Find the lines that hold the word "value" and return them.

**Provided entries:**
=-=-=
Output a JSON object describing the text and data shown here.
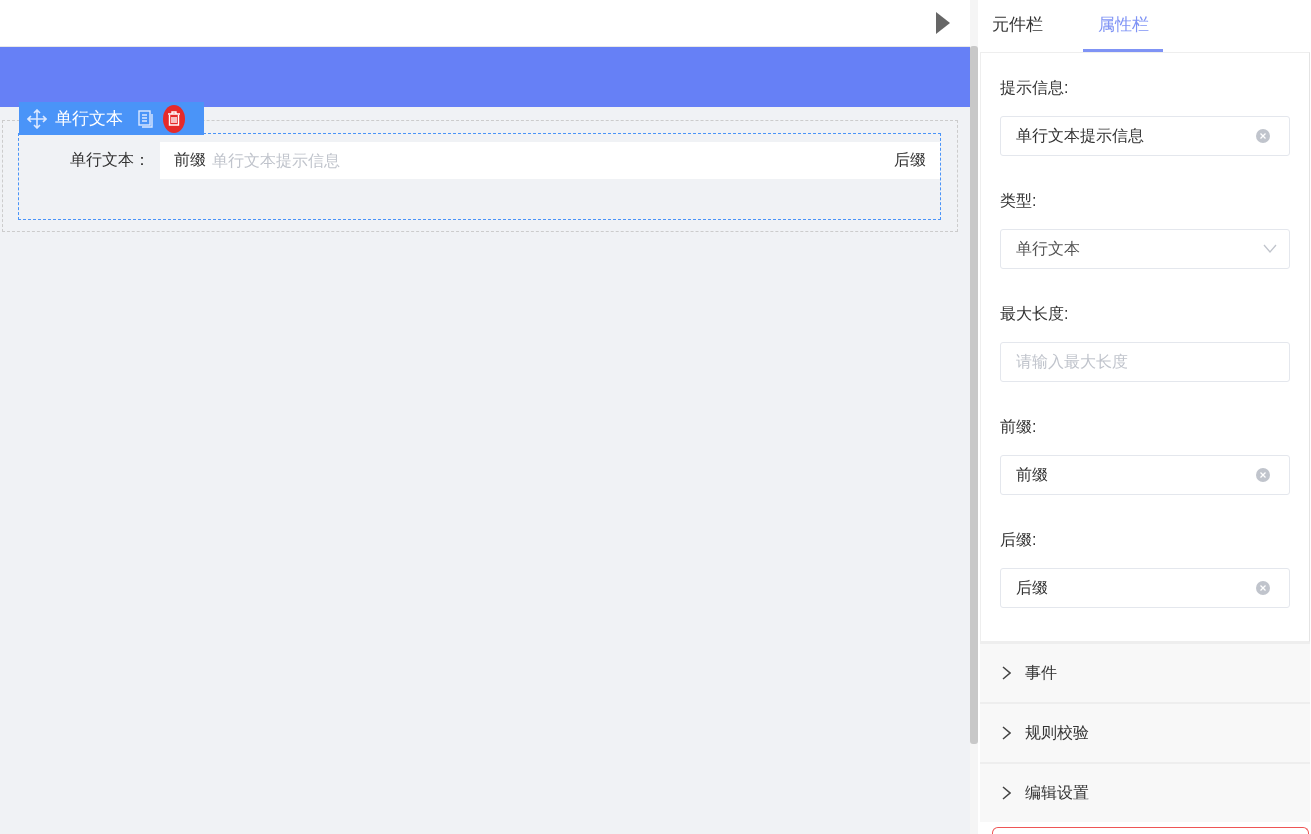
{
  "canvas": {
    "component_toolbar": {
      "title": "单行文本"
    },
    "field": {
      "label": "单行文本：",
      "prefix": "前缀",
      "placeholder": "单行文本提示信息",
      "suffix": "后缀"
    }
  },
  "panel": {
    "tabs": [
      {
        "label": "元件栏",
        "selected": false
      },
      {
        "label": "属性栏",
        "selected": true
      }
    ],
    "properties": [
      {
        "kind": "input",
        "label": "提示信息:",
        "value": "单行文本提示信息"
      },
      {
        "kind": "select",
        "label": "类型:",
        "value": "单行文本"
      },
      {
        "kind": "input",
        "label": "最大长度:",
        "placeholder": "请输入最大长度"
      },
      {
        "kind": "input",
        "label": "前缀:",
        "value": "前缀"
      },
      {
        "kind": "input",
        "label": "后缀:",
        "value": "后缀"
      }
    ],
    "sections": [
      {
        "label": "事件",
        "expanded": false
      },
      {
        "label": "规则校验",
        "expanded": false
      },
      {
        "label": "编辑设置",
        "expanded": false
      }
    ]
  }
}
=-=-=
**Response:**
        "value": "单行文本提示信息"
        "value": "单行文本"
        "value": "前缀"
        "value": "后缀"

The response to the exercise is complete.